┌──

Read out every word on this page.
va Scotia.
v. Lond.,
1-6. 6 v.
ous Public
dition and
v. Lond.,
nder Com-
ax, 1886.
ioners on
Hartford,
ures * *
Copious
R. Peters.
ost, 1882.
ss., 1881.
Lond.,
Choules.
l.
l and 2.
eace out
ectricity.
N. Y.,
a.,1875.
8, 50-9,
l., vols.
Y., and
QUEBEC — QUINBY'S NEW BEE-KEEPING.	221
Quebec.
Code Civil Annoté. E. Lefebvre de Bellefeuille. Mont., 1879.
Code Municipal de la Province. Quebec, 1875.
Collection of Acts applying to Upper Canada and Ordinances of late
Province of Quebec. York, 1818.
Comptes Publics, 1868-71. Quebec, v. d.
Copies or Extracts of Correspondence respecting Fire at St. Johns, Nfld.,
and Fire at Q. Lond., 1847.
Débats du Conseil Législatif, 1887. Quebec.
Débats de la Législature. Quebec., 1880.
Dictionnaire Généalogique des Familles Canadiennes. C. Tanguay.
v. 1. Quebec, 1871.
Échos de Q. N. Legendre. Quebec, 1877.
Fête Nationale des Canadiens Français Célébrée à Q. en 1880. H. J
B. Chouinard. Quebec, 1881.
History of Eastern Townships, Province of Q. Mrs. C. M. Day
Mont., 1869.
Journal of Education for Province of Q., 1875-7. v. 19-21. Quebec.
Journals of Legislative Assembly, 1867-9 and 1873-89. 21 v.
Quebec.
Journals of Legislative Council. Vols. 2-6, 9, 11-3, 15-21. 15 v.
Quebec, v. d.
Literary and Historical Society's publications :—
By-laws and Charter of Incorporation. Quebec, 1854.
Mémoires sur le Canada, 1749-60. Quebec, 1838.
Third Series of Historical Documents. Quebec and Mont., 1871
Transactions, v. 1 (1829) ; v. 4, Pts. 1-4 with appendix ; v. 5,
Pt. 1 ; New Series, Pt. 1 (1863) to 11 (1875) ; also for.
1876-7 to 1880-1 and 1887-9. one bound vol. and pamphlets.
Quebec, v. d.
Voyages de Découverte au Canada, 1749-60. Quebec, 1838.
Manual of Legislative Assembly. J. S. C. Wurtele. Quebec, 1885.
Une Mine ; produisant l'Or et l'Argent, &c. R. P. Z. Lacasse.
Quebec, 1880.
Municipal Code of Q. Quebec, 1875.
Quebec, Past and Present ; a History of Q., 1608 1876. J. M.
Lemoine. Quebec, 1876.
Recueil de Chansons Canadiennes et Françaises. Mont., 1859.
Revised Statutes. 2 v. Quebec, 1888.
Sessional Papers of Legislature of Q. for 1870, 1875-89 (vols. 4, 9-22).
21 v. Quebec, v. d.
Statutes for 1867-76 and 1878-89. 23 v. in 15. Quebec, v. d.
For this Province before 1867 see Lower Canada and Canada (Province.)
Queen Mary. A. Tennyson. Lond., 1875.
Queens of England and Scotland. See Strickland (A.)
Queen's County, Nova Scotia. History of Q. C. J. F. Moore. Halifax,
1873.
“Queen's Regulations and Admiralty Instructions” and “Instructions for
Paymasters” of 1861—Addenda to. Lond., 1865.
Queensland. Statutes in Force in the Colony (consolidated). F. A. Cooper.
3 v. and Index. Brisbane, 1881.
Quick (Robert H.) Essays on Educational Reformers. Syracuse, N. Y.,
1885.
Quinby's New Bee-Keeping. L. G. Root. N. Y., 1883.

└──

REQUIREMENT: Word for word, restate all of the data shown above.

THE REPLY:
Read out every word on this page.
va Scotia.
v. Lond.,
1-6. 6 v.
ous Public
dition and
v. Lond.,
nder Com-
ax, 1886.
ioners on
Hartford,
ures * *
Copious
R. Peters.
ost, 1882.
ss., 1881.
Lond.,
Choules.
l.
l and 2.
eace out
ectricity.
N. Y.,
a.,1875.
8, 50-9,
l., vols.
Y., and
QUEBEC — QUINBY'S NEW BEE-KEEPING.	221
Quebec.
Code Civil Annoté. E. Lefebvre de Bellefeuille. Mont., 1879.
Code Municipal de la Province. Quebec, 1875.
Collection of Acts applying to Upper Canada and Ordinances of late
Province of Quebec. York, 1818.
Comptes Publics, 1868-71. Quebec, v. d.
Copies or Extracts of Correspondence respecting Fire at St. Johns, Nfld.,
and Fire at Q. Lond., 1847.
Débats du Conseil Législatif, 1887. Quebec.
Débats de la Législature. Quebec., 1880.
Dictionnaire Généalogique des Familles Canadiennes. C. Tanguay.
v. 1. Quebec, 1871.
Échos de Q. N. Legendre. Quebec, 1877.
Fête Nationale des Canadiens Français Célébrée à Q. en 1880. H. J
B. Chouinard. Quebec, 1881.
History of Eastern Townships, Province of Q. Mrs. C. M. Day
Mont., 1869.
Journal of Education for Province of Q., 1875-7. v. 19-21. Quebec.
Journals of Legislative Assembly, 1867-9 and 1873-89. 21 v.
Quebec.
Journals of Legislative Council. Vols. 2-6, 9, 11-3, 15-21. 15 v.
Quebec, v. d.
Literary and Historical Society's publications :—
By-laws and Charter of Incorporation. Quebec, 1854.
Mémoires sur le Canada, 1749-60. Quebec, 1838.
Third Series of Historical Documents. Quebec and Mont., 1871
Transactions, v. 1 (1829) ; v. 4, Pts. 1-4 with appendix ; v. 5,
Pt. 1 ; New Series, Pt. 1 (1863) to 11 (1875) ; also for.
1876-7 to 1880-1 and 1887-9. one bound vol. and pamphlets.
Quebec, v. d.
Voyages de Découverte au Canada, 1749-60. Quebec, 1838.
Manual of Legislative Assembly. J. S. C. Wurtele. Quebec, 1885.
Une Mine ; produisant l'Or et l'Argent, &c. R. P. Z. Lacasse.
Quebec, 1880.
Municipal Code of Q. Quebec, 1875.
Quebec, Past and Present ; a History of Q., 1608 1876. J. M.
Lemoine. Quebec, 1876.
Recueil de Chansons Canadiennes et Françaises. Mont., 1859.
Revised Statutes. 2 v. Quebec, 1888.
Sessional Papers of Legislature of Q. for 1870, 1875-89 (vols. 4, 9-22).
21 v. Quebec, v. d.
Statutes for 1867-76 and 1878-89. 23 v. in 15. Quebec, v. d.
For this Province before 1867 see Lower Canada and Canada (Province.)
Queen Mary. A. Tennyson. Lond., 1875.
Queens of England and Scotland. See Strickland (A.)
Queen's County, Nova Scotia. History of Q. C. J. F. Moore. Halifax,
1873.
“Queen's Regulations and Admiralty Instructions” and “Instructions for
Paymasters” of 1861—Addenda to. Lond., 1865.
Queensland. Statutes in Force in the Colony (consolidated). F. A. Cooper.
3 v. and Index. Brisbane, 1881.
Quick (Robert H.) Essays on Educational Reformers. Syracuse, N. Y.,
1885.
Quinby's New Bee-Keeping. L. G. Root. N. Y., 1883.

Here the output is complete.